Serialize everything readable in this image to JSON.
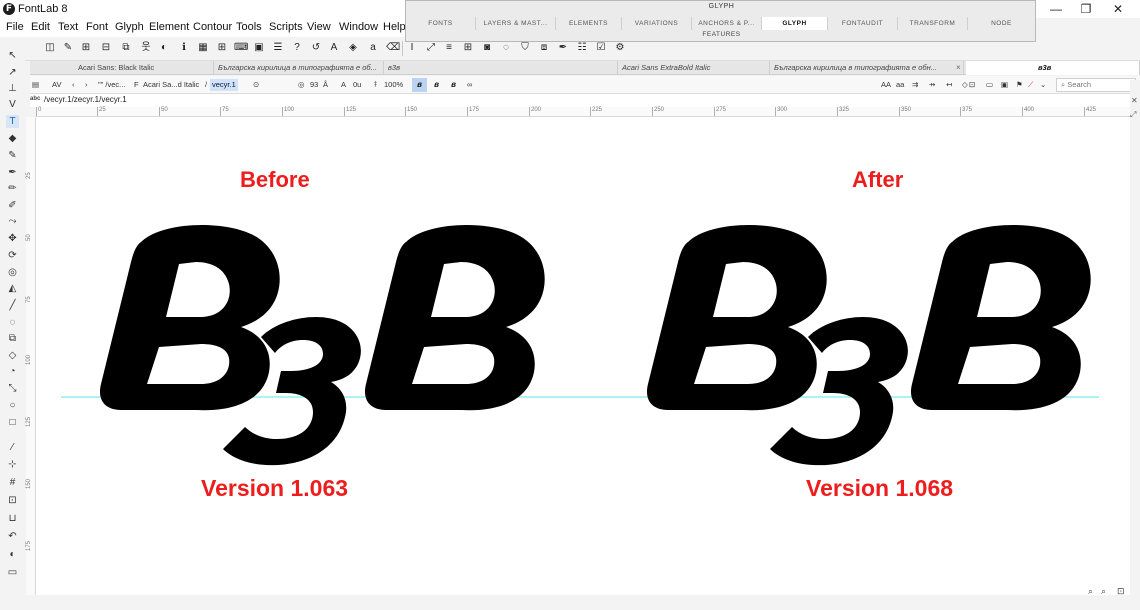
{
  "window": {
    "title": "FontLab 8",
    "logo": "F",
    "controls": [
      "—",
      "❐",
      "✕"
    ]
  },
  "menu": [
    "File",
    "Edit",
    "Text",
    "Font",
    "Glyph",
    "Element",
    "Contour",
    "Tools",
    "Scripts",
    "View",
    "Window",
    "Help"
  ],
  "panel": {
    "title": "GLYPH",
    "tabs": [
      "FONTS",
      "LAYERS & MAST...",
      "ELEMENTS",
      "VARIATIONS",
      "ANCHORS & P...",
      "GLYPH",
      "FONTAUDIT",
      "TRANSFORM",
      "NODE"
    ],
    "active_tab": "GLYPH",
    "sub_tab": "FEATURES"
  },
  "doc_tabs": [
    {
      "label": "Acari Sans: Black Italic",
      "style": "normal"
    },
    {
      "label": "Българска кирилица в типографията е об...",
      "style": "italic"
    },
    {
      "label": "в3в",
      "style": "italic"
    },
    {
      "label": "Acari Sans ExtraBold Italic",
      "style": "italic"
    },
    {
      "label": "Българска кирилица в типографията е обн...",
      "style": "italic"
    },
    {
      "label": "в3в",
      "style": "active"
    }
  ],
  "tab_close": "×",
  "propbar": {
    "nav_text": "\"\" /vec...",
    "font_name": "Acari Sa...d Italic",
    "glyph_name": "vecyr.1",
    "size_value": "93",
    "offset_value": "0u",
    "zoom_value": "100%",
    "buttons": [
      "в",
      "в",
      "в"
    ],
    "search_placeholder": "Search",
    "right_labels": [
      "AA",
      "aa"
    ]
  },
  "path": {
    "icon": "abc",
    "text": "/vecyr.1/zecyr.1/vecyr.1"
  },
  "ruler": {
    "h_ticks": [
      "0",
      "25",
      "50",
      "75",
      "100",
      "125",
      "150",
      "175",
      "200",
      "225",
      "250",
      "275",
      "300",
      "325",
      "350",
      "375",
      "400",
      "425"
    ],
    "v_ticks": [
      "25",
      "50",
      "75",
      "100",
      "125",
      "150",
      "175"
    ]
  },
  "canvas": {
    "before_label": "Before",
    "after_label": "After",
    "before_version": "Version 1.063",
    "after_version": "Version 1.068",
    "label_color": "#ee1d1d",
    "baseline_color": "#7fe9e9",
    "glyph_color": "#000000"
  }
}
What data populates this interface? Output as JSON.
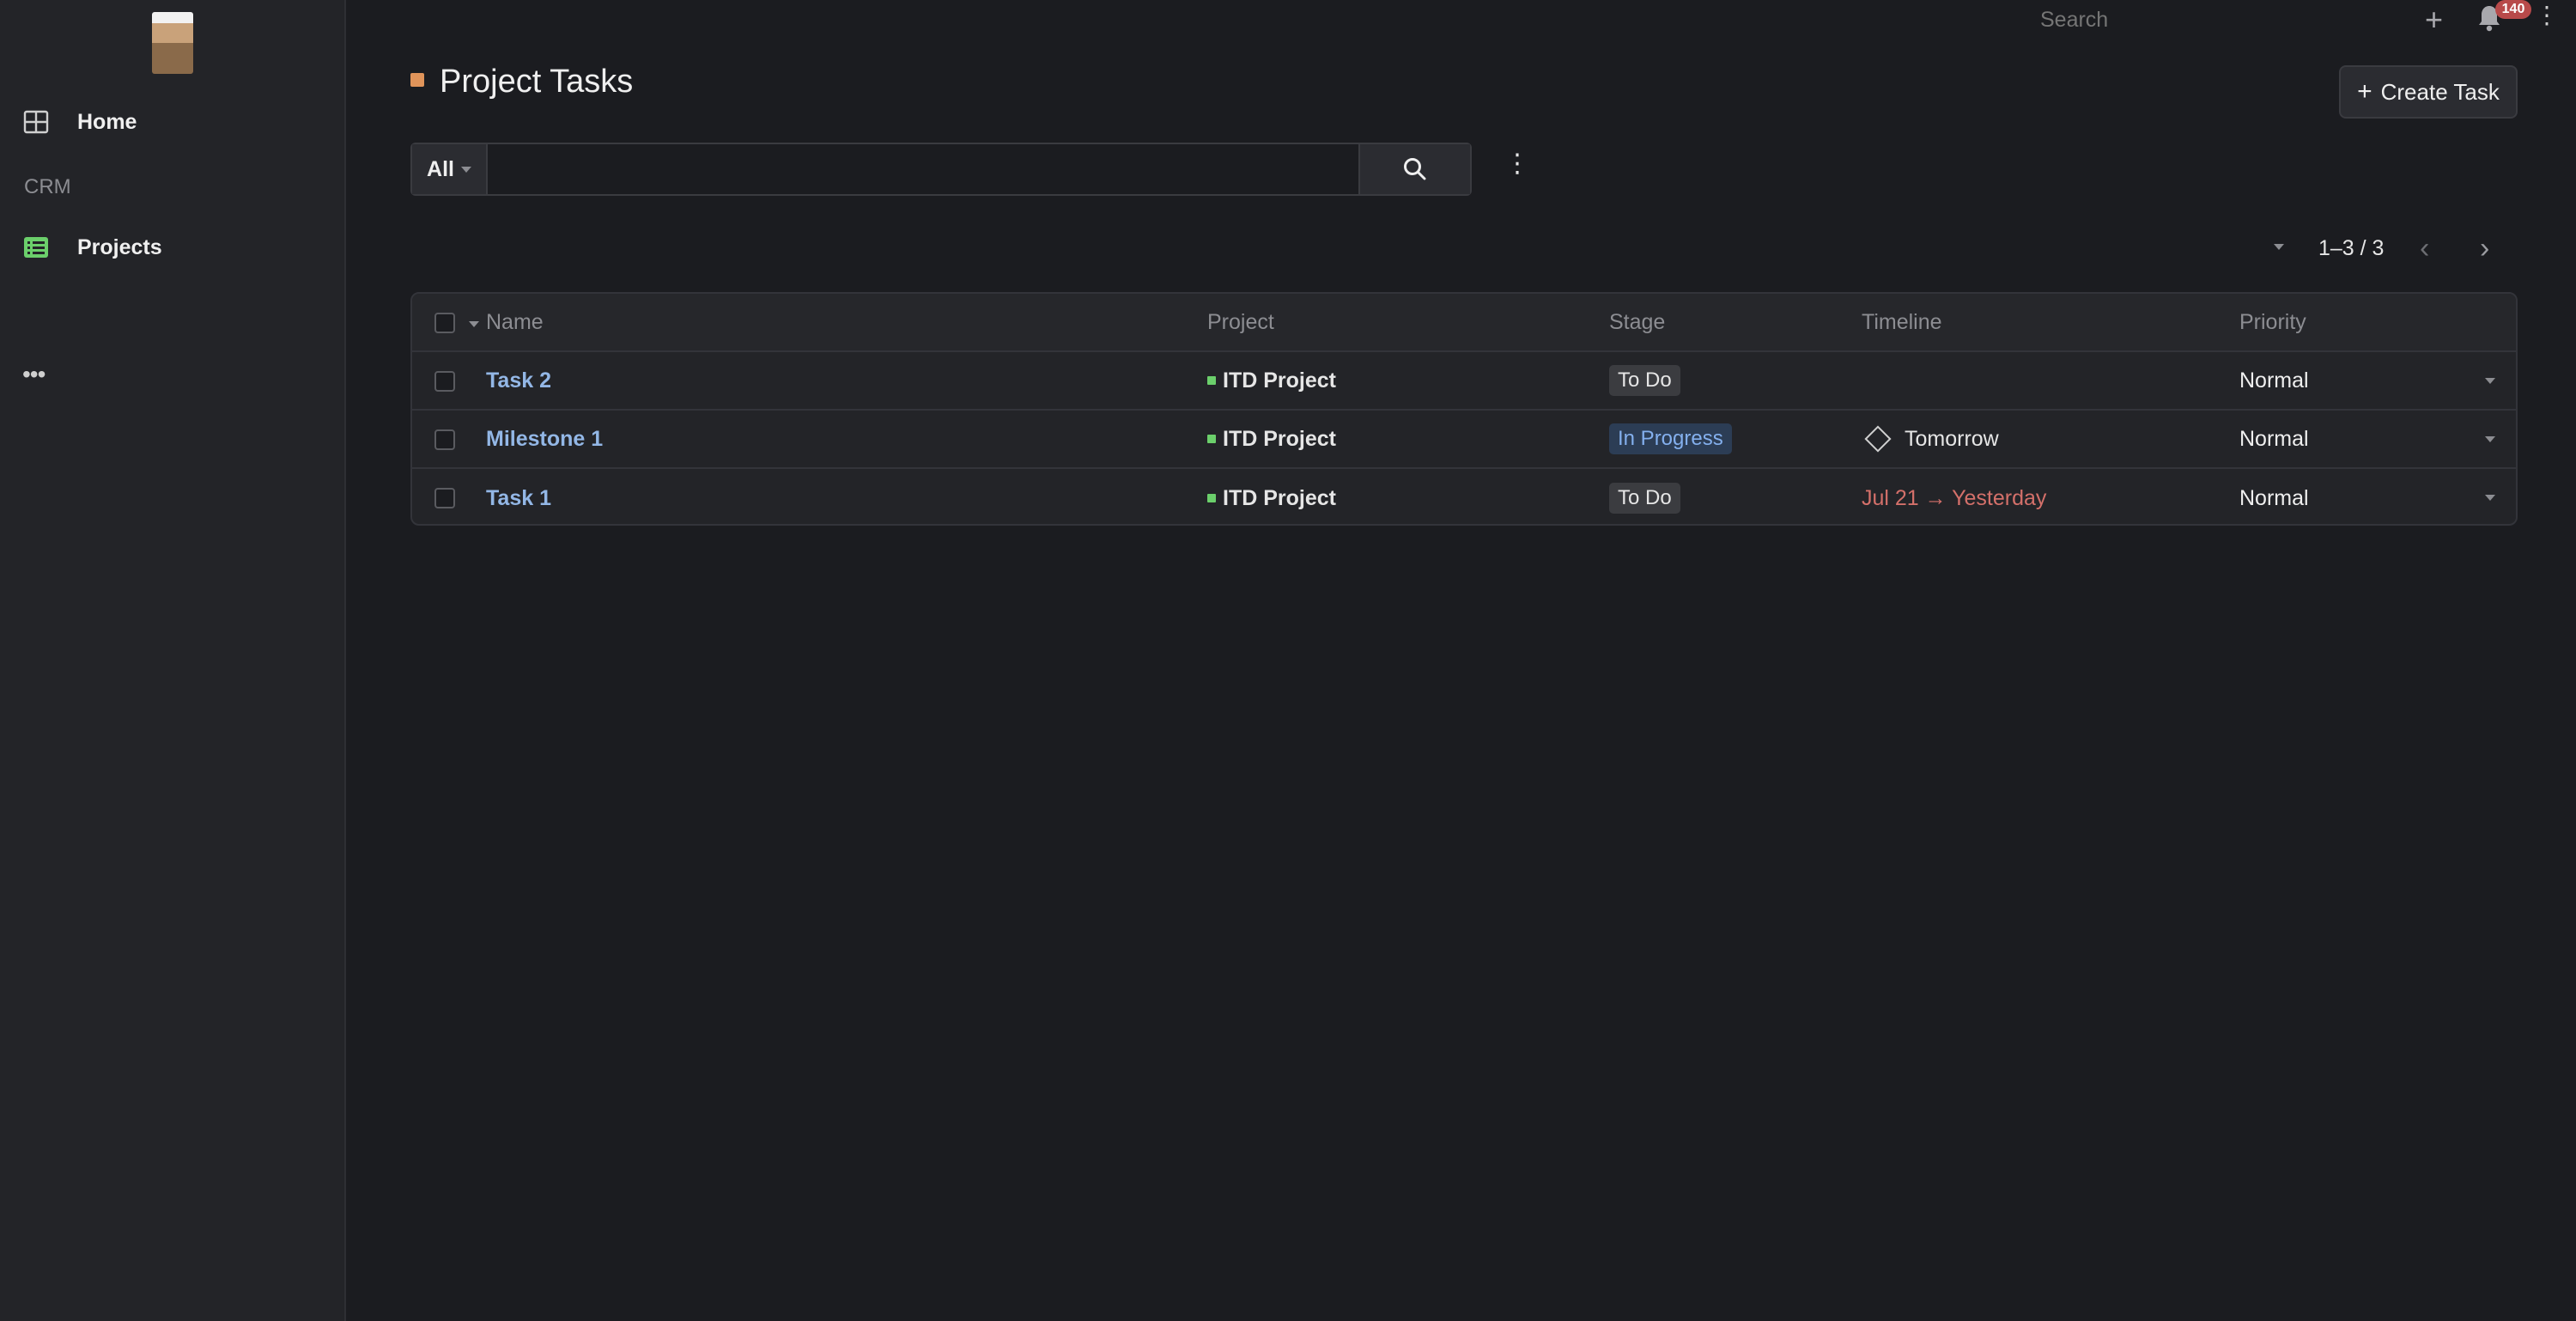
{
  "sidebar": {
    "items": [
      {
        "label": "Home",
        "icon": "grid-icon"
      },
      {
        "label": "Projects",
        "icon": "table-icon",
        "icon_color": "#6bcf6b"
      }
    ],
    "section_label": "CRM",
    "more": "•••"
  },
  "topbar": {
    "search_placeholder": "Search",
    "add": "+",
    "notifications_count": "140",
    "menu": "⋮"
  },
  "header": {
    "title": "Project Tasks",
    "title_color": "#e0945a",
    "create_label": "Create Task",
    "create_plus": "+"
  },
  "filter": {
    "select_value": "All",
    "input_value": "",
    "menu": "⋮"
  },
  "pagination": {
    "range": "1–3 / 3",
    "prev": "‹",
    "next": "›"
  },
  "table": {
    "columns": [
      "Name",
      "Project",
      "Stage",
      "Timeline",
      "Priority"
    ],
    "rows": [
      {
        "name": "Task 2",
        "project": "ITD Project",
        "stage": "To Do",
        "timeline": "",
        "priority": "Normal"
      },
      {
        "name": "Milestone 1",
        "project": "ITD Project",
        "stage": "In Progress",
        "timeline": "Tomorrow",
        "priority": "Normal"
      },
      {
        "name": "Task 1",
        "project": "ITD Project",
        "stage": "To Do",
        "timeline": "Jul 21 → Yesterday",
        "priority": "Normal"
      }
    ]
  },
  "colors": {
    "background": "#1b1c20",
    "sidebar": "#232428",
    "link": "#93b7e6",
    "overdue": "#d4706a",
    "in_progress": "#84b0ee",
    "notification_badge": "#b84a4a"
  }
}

================

TASK BRIEF —
Using the listing above, gather each line that holds the string "Version" and copy it.

RESULT BELOW —
    "before_version": "Version 1.063",
    "after_version": "Version 1.068",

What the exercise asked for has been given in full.